▶ [Written instruction]:
Without the pictures, copy the entries below word for word.
========================================================================
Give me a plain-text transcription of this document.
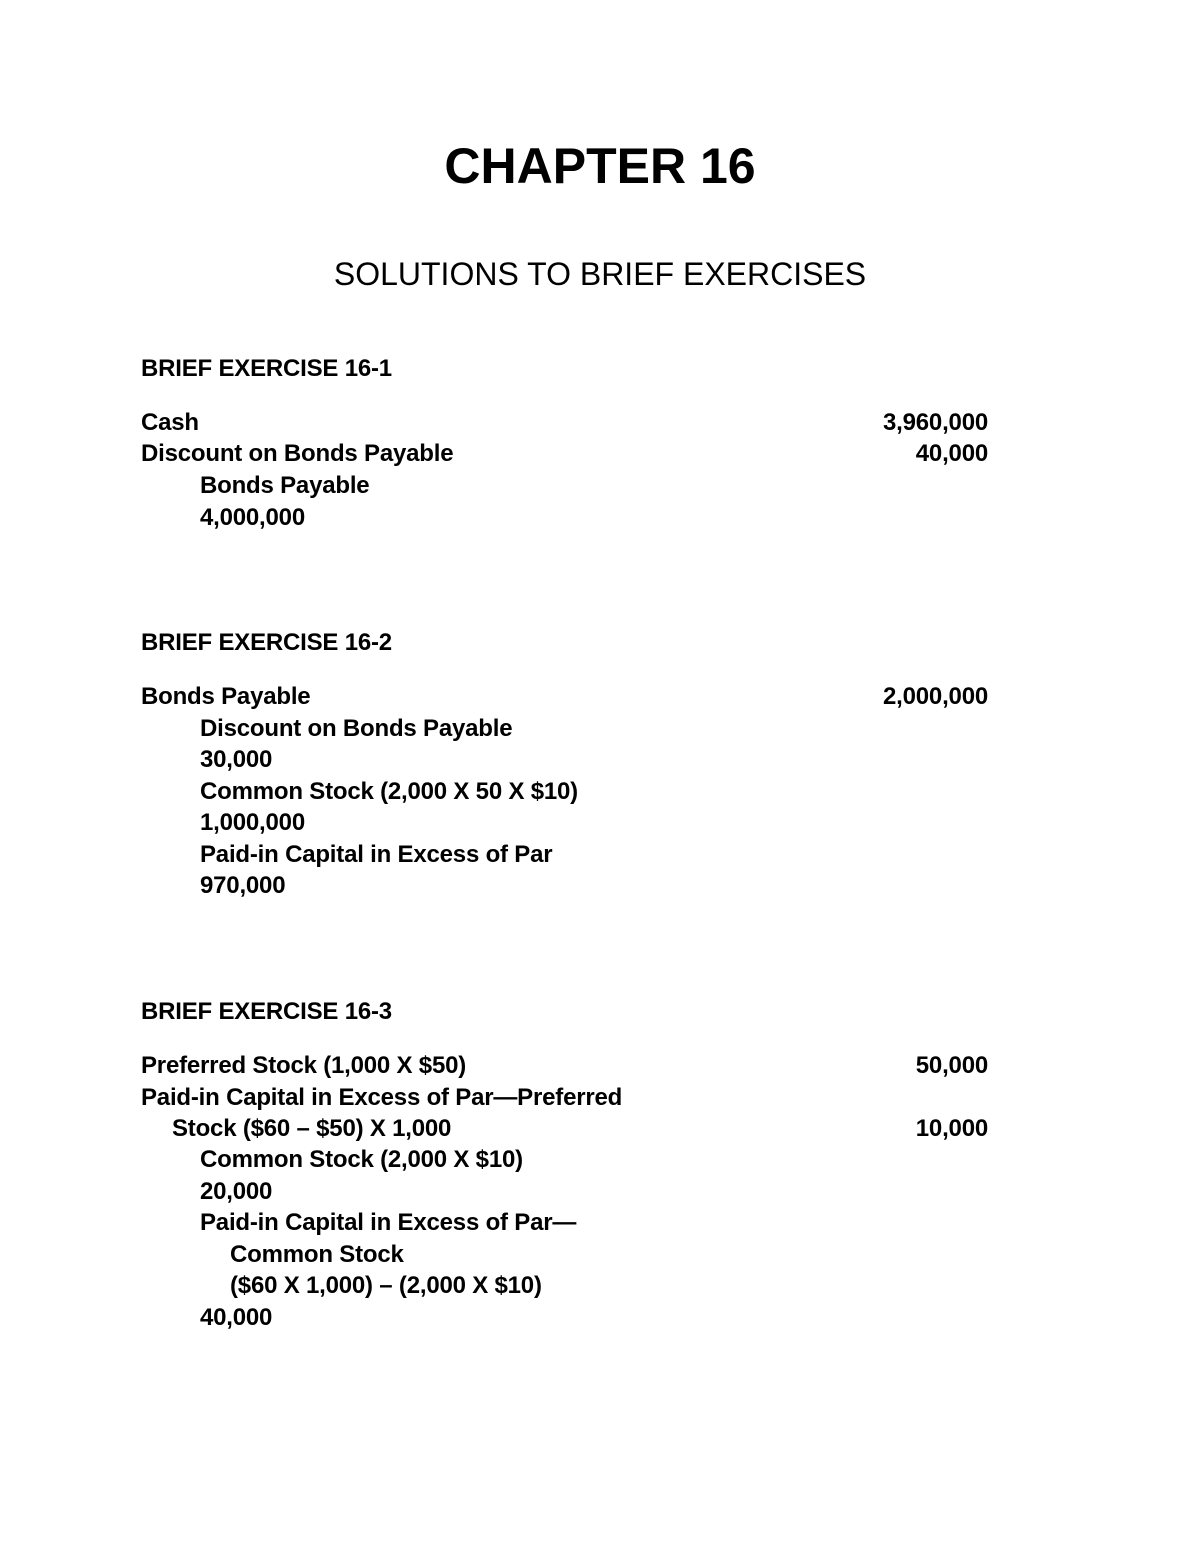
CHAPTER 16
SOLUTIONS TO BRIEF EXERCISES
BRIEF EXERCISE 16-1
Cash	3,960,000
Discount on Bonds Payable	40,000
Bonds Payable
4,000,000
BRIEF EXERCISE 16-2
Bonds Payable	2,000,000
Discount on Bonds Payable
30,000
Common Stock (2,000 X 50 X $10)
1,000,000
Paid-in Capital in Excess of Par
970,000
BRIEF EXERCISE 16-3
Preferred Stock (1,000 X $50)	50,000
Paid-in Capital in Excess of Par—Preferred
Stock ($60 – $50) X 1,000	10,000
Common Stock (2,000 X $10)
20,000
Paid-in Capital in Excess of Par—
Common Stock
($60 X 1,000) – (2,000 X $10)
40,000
========================================================================
▶ [Completed exercise]:
Give me a plain-text transcription of this document.
CHAPTER 16
SOLUTIONS TO BRIEF EXERCISES
BRIEF EXERCISE 16-1
Cash	3,960,000
Discount on Bonds Payable	40,000
Bonds Payable
4,000,000
BRIEF EXERCISE 16-2
Bonds Payable	2,000,000
Discount on Bonds Payable
30,000
Common Stock (2,000 X 50 X $10)
1,000,000
Paid-in Capital in Excess of Par
970,000
BRIEF EXERCISE 16-3
Preferred Stock (1,000 X $50)	50,000
Paid-in Capital in Excess of Par—Preferred
Stock ($60 – $50) X 1,000	10,000
Common Stock (2,000 X $10)
20,000
Paid-in Capital in Excess of Par—
Common Stock
($60 X 1,000) – (2,000 X $10)
40,000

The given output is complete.